Report each line of the data below that contains the string "threshold", copying the lines in full.

(Item position entries)

--- START ---

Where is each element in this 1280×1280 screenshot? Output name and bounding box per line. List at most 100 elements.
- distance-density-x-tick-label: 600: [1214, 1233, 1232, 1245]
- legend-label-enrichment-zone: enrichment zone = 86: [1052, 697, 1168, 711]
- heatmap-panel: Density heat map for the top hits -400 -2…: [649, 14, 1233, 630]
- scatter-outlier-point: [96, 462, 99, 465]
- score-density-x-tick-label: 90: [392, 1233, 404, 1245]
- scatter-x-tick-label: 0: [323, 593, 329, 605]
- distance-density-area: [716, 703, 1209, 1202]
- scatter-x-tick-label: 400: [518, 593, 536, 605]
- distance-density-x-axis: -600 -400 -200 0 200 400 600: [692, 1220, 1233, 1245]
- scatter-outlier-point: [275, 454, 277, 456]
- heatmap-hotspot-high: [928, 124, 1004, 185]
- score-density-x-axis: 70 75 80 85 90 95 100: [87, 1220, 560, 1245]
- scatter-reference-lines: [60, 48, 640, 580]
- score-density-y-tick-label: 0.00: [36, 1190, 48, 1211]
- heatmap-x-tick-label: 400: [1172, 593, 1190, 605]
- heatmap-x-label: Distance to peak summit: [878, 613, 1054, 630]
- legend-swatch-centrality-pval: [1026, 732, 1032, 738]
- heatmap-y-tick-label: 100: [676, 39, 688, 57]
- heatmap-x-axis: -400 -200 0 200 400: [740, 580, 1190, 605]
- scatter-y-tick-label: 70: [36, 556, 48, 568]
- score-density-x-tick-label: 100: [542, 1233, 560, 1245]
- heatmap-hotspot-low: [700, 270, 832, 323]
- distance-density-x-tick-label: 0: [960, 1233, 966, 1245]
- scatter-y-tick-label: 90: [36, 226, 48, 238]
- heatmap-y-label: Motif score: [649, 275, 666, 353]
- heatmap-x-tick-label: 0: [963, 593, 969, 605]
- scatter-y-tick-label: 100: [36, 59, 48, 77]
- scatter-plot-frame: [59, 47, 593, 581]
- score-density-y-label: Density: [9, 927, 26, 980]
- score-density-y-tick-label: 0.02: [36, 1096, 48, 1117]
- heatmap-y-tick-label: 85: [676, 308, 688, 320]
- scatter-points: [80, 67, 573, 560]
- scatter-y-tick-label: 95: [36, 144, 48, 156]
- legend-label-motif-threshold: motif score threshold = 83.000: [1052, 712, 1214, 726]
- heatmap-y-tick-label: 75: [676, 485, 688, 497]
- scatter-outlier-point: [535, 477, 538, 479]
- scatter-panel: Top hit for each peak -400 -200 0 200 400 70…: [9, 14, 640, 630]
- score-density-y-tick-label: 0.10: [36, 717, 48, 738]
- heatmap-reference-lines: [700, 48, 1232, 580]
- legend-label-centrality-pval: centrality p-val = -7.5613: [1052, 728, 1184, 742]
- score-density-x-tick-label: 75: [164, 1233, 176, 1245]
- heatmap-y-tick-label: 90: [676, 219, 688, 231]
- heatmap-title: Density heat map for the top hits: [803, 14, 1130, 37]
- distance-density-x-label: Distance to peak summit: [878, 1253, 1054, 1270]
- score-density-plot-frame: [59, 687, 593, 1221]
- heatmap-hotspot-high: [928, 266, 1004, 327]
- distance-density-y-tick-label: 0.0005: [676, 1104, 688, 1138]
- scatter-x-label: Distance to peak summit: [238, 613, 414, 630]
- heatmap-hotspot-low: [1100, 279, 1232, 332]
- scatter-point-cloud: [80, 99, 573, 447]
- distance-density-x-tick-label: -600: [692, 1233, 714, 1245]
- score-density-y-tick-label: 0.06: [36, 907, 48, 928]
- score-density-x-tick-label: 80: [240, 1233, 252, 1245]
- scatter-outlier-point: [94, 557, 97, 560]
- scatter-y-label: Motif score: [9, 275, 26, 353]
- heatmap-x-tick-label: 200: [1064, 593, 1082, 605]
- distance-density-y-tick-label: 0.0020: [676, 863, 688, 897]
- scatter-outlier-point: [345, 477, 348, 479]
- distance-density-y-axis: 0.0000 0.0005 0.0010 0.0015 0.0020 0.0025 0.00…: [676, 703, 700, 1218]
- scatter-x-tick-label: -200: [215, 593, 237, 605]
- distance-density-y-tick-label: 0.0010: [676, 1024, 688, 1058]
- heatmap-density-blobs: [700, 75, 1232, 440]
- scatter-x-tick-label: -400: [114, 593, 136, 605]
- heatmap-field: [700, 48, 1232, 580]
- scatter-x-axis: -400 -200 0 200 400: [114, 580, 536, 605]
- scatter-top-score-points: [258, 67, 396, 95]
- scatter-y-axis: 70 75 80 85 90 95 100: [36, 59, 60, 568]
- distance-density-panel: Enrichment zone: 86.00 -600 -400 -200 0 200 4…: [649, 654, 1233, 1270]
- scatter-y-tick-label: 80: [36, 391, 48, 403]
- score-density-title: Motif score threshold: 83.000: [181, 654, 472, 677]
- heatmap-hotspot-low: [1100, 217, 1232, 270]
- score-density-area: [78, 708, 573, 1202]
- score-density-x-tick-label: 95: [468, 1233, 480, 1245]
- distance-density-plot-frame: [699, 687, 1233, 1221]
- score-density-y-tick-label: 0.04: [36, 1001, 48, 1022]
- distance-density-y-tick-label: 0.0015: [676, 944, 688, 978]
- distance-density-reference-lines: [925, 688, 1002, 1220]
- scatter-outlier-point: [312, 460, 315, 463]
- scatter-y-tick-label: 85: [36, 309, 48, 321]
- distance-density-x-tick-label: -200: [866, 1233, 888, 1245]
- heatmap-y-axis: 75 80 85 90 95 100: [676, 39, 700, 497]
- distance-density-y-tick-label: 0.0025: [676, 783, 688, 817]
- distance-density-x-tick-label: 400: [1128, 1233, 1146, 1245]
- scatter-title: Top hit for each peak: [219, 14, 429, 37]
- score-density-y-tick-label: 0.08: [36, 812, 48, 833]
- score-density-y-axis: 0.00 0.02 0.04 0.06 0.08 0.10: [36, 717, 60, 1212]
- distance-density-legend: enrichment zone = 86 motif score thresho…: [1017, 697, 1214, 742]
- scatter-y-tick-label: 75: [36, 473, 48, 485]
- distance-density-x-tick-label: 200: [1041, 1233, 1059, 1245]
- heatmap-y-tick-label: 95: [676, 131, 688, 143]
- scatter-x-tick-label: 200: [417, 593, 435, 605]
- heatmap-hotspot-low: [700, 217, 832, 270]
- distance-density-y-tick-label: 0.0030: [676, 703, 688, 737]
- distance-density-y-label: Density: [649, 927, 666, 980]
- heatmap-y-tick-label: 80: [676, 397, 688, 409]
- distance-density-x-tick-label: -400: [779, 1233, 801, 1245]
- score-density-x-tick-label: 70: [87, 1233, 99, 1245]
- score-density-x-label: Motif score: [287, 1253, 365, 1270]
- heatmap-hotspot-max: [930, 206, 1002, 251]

--- END ---

▶ **Task result**
- legend-label-motif-threshold: motif score threshold = 83.000: [1052, 712, 1214, 726]
- score-density-title: Motif score threshold: 83.000: [181, 654, 472, 677]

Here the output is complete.